Given data:

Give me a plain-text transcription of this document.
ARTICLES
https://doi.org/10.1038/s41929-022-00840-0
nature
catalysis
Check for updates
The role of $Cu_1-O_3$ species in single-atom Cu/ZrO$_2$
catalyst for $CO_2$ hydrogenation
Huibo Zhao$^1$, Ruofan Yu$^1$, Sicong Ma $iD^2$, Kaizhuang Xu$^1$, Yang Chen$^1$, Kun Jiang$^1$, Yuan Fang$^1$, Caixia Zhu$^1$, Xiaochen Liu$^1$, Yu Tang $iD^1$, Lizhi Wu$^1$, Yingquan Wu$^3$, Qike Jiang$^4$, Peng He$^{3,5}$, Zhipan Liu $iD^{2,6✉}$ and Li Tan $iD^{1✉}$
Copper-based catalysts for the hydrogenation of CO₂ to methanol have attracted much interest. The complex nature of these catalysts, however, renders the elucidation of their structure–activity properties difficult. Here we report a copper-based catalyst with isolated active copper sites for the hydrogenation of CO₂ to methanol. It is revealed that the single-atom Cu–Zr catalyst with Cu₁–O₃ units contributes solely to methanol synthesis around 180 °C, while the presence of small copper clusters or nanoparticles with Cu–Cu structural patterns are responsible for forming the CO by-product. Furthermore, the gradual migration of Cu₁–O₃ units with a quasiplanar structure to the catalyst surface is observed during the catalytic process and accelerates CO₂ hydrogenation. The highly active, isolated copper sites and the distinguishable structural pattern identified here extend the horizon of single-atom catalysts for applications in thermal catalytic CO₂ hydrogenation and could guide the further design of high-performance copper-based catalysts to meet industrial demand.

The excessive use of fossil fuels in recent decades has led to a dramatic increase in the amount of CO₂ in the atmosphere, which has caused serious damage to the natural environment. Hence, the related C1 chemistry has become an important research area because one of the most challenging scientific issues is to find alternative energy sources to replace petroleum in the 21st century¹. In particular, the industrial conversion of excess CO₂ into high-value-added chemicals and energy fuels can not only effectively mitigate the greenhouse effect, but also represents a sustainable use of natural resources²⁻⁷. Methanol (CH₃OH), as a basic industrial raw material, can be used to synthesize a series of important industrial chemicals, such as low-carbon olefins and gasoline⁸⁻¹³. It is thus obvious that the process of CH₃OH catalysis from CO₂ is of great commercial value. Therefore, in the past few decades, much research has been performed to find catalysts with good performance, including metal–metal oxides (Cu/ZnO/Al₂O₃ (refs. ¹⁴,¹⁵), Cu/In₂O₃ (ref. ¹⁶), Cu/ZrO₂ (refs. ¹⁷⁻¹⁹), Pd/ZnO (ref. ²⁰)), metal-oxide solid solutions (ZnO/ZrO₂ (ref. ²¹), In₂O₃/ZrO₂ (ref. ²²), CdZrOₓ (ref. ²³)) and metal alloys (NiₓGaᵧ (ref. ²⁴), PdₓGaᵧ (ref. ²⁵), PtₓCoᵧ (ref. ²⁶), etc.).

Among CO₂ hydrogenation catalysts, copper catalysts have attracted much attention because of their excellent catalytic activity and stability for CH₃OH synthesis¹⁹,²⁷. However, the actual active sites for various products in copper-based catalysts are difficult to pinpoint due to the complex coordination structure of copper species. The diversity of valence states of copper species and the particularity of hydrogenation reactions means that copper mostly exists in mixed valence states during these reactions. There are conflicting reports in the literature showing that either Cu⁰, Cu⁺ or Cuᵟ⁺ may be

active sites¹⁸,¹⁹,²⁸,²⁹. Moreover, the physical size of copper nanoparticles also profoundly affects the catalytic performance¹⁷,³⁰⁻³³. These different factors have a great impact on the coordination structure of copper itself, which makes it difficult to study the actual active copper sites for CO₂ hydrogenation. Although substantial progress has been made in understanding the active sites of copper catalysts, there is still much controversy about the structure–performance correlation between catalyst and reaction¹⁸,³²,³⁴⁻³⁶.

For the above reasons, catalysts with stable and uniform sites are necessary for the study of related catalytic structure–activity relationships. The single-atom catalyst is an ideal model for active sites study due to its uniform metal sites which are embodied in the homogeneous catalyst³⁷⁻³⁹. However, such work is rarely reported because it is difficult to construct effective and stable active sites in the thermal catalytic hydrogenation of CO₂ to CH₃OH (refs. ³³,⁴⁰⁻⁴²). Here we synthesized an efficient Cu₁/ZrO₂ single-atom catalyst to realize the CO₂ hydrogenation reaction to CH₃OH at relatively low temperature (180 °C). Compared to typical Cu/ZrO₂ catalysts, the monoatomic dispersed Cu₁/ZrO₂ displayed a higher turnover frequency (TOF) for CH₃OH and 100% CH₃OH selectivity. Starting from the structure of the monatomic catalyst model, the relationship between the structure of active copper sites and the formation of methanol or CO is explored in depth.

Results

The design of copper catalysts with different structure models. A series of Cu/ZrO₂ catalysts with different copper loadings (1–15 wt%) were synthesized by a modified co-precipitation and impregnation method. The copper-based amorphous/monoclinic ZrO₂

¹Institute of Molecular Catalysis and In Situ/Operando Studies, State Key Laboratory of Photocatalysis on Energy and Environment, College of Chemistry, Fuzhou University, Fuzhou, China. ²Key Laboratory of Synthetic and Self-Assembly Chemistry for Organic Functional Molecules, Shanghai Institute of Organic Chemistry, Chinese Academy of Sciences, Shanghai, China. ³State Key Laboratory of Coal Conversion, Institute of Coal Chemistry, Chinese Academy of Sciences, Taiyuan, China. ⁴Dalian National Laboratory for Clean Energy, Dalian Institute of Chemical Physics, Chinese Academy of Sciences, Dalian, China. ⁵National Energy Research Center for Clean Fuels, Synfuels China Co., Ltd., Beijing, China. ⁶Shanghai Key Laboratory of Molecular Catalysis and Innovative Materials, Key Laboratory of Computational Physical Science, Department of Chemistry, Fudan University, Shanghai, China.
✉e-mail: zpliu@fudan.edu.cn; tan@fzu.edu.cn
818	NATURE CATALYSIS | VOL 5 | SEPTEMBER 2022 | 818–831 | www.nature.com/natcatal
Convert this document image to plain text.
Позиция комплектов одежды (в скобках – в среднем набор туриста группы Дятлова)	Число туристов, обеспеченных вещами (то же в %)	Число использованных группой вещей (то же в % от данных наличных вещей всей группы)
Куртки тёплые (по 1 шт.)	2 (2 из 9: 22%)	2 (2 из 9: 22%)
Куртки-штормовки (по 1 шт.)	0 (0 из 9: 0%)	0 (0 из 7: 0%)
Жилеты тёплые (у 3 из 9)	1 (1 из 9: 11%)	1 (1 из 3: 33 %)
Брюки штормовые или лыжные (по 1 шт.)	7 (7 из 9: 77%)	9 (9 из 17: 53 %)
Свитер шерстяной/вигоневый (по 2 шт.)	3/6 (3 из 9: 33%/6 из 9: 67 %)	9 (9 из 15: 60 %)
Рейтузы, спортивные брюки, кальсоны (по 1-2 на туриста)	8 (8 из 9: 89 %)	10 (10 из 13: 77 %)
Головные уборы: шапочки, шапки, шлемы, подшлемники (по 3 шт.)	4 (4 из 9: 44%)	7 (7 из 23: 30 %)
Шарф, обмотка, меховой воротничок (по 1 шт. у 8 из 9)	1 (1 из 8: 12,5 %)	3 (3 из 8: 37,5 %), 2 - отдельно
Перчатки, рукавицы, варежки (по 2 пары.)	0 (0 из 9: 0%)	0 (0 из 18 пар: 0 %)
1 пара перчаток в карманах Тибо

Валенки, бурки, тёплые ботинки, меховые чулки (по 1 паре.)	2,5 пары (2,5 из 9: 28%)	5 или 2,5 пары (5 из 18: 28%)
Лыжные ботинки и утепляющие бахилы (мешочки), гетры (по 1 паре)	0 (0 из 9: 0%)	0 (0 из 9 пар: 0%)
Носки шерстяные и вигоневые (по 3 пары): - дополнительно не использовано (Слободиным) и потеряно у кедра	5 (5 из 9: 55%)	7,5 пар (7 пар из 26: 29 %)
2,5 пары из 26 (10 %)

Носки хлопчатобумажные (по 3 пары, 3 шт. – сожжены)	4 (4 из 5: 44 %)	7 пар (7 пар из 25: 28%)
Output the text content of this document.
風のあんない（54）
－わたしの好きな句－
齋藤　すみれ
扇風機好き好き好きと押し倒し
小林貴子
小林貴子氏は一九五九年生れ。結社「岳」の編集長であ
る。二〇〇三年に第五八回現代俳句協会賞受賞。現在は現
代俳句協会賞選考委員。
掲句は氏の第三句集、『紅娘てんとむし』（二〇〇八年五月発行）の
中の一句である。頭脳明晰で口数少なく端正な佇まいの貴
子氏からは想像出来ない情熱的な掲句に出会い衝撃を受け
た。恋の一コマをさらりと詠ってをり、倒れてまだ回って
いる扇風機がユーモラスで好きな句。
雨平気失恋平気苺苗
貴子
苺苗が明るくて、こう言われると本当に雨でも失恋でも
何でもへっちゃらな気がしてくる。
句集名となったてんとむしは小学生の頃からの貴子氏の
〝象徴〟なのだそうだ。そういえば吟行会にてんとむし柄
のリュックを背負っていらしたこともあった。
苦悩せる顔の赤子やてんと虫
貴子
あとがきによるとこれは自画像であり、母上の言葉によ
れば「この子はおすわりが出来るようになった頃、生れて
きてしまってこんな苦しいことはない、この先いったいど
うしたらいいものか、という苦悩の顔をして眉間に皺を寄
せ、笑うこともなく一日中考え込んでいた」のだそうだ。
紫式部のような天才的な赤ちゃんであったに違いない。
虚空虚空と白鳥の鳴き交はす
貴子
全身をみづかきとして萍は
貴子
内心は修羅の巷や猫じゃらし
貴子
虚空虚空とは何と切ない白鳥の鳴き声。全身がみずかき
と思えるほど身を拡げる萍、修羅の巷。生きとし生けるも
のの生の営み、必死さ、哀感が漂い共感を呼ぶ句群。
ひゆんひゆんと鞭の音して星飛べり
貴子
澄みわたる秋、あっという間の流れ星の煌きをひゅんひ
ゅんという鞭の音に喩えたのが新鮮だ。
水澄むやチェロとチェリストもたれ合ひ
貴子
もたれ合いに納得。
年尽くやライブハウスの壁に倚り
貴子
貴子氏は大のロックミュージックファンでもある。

What you will do: Scan the data for the word "this" and copy every line where it shows up.

Complete response:
Give me a plain-text transcription of this document.
Convert this document image to plain text.
Output the text content of this document.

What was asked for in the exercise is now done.